**Task:**
Tally the lines in the listing below that contain "underlying" and report the tally alone.

**Records to process:**
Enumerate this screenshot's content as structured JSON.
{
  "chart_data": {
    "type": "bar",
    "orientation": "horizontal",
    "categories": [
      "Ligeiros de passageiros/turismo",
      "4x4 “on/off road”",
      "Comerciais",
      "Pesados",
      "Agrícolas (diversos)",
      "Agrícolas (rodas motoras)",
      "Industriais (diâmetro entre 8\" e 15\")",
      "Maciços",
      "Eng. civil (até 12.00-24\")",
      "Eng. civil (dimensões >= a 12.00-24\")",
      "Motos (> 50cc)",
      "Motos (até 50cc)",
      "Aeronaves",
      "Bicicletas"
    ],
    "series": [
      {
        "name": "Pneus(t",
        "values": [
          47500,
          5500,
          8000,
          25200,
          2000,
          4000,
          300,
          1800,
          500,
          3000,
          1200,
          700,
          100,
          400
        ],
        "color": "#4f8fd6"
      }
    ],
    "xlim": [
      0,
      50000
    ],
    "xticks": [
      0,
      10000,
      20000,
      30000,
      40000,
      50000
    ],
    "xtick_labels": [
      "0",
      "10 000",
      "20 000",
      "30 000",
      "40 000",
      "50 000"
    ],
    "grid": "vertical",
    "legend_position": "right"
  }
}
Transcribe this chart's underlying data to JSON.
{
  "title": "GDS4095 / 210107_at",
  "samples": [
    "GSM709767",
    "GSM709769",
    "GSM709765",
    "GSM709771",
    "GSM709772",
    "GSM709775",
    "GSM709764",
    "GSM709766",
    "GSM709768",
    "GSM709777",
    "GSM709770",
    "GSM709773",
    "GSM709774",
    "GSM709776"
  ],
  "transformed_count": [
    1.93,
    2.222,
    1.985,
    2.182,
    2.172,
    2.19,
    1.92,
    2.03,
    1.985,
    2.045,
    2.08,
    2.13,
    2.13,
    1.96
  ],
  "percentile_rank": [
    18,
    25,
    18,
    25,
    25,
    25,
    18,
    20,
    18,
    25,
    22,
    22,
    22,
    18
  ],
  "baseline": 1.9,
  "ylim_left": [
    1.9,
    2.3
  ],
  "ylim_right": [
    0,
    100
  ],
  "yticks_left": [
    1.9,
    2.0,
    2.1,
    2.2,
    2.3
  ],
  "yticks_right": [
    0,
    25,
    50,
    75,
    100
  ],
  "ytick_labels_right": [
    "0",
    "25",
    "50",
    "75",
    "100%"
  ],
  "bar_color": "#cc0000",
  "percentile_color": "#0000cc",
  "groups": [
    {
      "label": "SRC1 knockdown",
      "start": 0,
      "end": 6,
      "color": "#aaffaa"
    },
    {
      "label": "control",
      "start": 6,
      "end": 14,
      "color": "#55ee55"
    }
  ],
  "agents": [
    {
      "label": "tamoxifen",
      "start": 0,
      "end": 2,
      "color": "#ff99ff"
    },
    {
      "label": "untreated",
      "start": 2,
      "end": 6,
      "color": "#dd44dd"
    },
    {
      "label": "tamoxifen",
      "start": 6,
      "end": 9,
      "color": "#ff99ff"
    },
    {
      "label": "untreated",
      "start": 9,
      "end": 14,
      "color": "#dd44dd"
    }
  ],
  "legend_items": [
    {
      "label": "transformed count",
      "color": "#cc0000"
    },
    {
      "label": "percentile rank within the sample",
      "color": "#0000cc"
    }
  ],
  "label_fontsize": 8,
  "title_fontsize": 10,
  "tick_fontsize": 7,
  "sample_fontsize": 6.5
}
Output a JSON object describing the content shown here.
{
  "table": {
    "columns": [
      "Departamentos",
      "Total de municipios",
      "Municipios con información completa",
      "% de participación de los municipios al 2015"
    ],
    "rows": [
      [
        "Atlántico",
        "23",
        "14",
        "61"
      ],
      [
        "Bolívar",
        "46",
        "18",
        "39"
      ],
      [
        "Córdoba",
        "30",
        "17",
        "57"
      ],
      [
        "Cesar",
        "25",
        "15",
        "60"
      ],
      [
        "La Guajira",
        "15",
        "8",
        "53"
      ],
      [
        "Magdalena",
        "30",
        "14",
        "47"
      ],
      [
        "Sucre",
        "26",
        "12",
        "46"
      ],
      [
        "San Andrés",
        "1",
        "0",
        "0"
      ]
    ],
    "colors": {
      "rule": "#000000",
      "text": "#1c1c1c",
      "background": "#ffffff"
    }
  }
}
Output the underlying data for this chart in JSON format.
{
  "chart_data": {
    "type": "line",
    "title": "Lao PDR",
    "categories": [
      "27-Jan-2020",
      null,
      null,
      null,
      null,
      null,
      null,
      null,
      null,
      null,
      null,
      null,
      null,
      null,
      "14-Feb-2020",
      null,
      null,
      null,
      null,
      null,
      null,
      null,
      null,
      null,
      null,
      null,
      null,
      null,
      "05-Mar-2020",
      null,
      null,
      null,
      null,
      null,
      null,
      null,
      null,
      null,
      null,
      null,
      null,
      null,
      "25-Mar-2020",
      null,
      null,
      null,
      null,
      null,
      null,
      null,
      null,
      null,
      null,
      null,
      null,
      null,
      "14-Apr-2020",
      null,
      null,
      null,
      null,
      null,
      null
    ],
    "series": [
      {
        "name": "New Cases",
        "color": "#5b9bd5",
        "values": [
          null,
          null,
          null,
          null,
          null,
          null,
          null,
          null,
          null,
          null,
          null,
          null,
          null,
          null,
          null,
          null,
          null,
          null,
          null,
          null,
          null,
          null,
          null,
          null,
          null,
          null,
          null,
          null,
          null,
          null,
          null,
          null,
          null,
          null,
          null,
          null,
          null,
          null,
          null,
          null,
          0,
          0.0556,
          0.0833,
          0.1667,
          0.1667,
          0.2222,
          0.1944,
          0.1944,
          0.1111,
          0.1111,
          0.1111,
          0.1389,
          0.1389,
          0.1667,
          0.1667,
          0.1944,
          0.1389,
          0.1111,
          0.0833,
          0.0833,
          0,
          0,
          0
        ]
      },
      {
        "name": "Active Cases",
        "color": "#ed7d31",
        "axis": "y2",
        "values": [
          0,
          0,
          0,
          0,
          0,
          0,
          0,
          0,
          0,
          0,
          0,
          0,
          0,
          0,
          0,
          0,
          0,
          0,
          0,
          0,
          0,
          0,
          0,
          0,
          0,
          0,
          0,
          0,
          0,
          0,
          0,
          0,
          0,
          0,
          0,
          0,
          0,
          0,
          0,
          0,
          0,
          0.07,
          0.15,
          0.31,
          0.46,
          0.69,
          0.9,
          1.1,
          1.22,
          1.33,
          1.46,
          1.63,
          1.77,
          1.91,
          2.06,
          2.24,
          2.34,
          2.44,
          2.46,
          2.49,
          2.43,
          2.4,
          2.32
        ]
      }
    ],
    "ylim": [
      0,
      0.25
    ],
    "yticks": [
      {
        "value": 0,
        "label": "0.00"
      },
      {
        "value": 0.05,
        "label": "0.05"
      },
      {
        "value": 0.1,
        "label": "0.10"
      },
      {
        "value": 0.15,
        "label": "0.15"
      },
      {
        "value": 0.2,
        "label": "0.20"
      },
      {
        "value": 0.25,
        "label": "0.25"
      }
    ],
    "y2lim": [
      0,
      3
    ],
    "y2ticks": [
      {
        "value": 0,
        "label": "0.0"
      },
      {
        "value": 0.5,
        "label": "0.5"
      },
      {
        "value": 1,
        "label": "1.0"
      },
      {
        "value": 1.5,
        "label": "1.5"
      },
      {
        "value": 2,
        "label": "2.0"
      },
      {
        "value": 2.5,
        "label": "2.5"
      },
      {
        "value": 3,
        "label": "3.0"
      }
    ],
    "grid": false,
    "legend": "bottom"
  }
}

**Solution for this problem:**
2